___ Supplied material

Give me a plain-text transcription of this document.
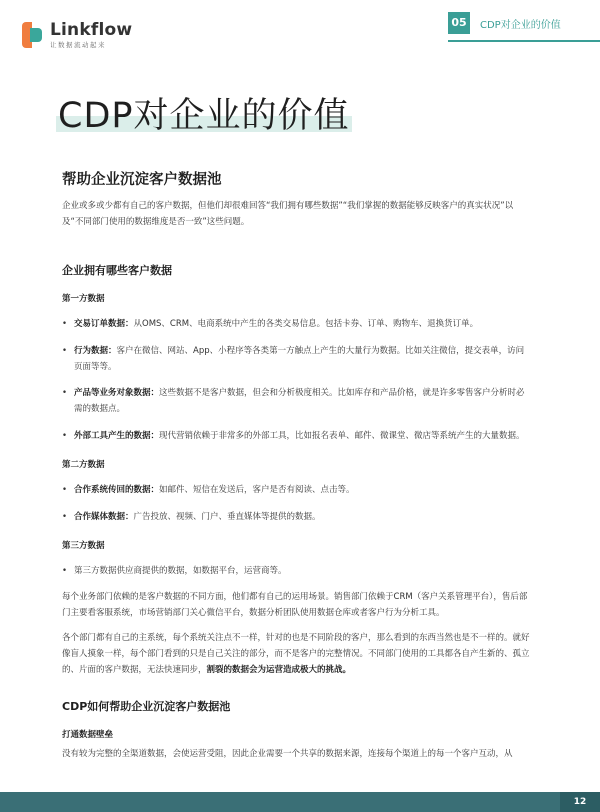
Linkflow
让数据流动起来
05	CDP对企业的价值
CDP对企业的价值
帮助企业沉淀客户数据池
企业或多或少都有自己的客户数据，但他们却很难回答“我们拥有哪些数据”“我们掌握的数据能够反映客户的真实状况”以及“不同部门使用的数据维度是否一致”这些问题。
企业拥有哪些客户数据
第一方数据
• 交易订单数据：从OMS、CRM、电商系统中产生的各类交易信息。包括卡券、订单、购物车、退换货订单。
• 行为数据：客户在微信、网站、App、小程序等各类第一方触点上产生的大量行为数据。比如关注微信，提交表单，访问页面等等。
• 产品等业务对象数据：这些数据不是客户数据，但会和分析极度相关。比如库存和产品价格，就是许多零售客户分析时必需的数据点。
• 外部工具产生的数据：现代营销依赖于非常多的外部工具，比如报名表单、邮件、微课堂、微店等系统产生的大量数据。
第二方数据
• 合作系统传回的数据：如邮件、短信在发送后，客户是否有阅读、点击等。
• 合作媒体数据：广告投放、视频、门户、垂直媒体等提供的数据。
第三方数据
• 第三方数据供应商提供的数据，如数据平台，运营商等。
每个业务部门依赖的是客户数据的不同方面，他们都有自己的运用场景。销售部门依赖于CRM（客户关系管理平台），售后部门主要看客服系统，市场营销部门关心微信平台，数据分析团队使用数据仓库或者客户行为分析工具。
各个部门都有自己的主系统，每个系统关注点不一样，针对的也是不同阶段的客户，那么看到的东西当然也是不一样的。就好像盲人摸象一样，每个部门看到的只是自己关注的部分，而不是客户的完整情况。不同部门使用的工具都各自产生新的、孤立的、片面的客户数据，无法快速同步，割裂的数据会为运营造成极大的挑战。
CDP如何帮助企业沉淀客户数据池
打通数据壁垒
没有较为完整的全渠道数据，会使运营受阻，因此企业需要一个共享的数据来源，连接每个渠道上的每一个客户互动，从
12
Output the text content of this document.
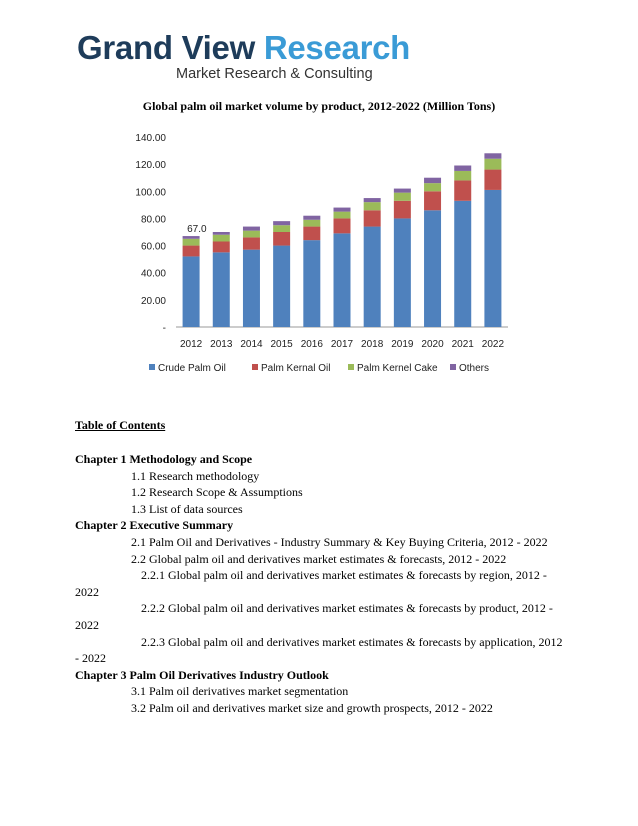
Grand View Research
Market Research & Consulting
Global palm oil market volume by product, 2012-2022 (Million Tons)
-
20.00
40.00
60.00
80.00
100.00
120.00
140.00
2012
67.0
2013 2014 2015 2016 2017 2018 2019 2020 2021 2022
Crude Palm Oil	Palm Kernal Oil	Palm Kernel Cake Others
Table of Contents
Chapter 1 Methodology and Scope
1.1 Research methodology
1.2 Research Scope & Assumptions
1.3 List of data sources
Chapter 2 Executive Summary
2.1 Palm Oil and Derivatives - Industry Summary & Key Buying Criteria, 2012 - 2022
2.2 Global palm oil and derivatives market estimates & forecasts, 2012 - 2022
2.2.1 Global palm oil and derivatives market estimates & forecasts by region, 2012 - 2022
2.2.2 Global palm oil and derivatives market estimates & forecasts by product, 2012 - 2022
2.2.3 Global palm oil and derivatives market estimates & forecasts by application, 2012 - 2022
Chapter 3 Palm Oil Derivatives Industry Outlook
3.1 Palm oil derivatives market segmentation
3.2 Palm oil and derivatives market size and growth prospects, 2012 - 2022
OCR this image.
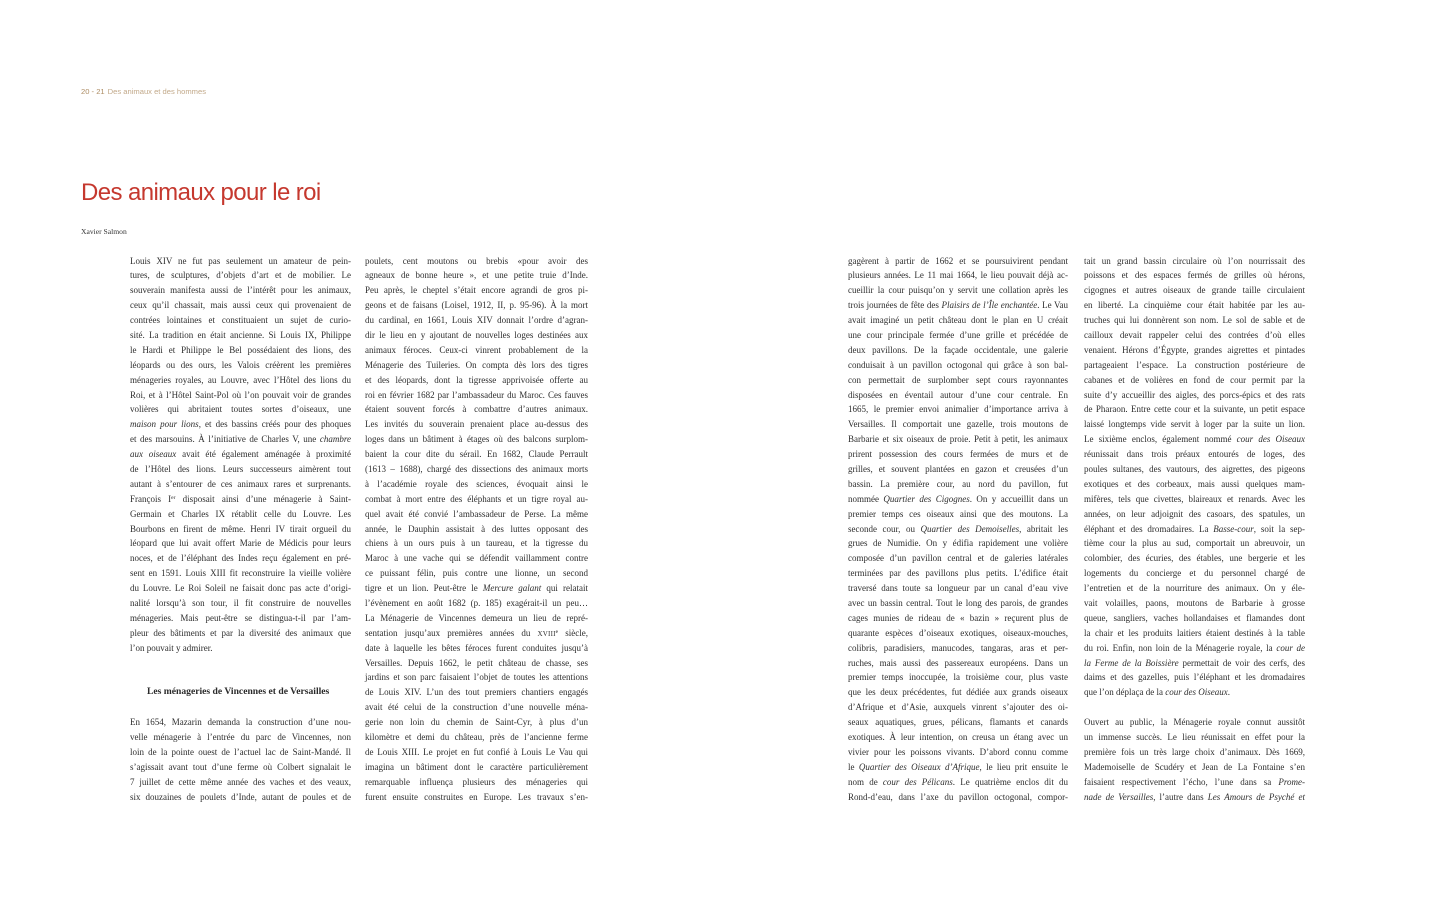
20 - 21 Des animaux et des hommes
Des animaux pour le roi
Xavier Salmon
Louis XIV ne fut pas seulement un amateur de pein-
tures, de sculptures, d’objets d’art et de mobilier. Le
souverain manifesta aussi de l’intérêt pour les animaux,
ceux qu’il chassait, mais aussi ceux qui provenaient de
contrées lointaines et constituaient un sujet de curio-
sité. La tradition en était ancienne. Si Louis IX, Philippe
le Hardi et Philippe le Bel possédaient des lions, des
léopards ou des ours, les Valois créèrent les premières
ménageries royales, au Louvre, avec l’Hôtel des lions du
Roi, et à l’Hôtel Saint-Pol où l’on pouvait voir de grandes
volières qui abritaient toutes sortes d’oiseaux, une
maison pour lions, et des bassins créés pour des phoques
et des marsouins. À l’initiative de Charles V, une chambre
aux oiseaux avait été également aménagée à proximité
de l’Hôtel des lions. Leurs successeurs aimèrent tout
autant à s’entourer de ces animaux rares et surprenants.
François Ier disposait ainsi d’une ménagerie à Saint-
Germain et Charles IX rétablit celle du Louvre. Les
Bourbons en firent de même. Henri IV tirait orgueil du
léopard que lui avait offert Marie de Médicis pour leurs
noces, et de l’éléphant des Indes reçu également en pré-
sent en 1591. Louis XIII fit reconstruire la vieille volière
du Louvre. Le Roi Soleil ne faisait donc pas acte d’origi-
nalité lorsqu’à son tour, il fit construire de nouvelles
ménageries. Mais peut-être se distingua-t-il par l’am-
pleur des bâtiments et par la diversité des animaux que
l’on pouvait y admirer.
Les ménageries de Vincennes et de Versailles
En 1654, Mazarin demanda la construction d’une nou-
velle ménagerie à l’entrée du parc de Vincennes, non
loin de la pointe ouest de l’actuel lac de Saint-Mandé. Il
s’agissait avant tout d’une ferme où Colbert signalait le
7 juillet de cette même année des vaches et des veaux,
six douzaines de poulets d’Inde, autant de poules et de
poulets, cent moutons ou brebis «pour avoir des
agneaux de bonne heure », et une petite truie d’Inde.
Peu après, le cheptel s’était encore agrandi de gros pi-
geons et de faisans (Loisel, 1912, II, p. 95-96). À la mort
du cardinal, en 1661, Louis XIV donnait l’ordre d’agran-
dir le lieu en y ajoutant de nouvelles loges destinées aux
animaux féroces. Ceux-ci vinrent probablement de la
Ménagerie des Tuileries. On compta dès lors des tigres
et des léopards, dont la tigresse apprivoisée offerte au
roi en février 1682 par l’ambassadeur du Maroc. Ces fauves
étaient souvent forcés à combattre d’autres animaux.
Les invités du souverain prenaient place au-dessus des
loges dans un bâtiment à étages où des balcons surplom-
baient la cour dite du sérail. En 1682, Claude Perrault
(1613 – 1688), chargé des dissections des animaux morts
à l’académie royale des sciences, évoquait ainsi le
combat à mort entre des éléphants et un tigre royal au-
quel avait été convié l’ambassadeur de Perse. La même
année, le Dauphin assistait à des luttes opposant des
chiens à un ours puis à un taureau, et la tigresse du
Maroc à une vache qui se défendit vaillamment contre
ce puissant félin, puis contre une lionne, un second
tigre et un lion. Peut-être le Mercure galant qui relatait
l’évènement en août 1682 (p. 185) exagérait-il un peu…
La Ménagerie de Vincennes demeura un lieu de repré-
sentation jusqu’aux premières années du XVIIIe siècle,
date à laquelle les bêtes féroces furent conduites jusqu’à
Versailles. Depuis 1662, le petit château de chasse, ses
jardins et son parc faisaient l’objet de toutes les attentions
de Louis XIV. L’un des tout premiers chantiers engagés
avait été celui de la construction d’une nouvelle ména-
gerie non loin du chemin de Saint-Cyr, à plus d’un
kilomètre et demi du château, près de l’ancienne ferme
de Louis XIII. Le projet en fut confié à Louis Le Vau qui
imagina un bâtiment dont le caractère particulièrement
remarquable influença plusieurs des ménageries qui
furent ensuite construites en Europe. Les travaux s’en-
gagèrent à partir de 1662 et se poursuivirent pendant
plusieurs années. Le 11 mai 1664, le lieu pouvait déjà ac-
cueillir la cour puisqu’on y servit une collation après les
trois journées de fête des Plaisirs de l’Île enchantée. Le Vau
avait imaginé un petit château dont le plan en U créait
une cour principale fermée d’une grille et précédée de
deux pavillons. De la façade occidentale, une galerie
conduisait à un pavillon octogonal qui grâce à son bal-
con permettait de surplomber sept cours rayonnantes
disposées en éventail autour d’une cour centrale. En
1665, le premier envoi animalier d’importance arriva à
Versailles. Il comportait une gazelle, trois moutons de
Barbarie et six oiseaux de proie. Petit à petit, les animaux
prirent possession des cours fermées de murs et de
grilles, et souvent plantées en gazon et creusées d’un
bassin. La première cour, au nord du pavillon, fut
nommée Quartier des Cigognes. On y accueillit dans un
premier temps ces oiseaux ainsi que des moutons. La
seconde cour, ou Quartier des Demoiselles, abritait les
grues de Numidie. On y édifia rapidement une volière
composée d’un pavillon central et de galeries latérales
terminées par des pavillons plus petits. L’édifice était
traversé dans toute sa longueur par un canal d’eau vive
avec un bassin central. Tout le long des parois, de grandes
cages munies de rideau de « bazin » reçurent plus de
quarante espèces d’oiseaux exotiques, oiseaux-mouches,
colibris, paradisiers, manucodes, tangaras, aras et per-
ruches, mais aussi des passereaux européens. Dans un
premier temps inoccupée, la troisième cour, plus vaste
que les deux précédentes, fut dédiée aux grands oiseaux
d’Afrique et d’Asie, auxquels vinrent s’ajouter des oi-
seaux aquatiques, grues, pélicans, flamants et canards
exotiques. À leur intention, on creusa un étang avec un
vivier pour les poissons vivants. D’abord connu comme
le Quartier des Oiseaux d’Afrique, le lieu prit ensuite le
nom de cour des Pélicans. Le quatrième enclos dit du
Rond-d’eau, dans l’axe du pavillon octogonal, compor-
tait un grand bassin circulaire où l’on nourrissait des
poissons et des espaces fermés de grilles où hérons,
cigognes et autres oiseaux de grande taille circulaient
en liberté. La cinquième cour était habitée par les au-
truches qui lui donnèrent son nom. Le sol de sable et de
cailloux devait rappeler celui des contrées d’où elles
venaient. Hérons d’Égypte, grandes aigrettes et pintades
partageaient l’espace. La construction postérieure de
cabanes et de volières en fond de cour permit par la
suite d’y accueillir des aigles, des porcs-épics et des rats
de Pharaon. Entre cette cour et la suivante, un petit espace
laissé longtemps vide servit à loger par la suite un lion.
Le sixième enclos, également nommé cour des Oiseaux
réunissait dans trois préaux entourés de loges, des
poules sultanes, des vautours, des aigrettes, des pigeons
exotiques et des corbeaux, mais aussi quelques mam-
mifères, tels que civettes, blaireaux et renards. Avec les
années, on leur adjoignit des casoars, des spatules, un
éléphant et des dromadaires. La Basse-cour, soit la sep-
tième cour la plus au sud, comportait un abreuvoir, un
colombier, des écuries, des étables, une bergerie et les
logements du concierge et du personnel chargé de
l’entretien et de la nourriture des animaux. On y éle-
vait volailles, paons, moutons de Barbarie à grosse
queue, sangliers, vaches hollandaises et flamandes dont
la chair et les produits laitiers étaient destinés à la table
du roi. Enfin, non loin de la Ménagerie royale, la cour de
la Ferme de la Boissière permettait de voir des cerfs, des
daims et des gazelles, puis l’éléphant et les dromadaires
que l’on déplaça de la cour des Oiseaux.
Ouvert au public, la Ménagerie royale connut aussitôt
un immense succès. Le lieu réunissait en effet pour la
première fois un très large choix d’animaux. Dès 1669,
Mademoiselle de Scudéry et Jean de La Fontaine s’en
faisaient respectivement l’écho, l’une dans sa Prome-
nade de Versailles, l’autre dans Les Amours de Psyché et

______

## Aim of the exercise
Copy out every line holding the string "Barbarie".

## Task solution
Barbarie et six oiseaux de proie. Petit à petit, les animaux
vait volailles, paons, moutons de Barbarie à grosse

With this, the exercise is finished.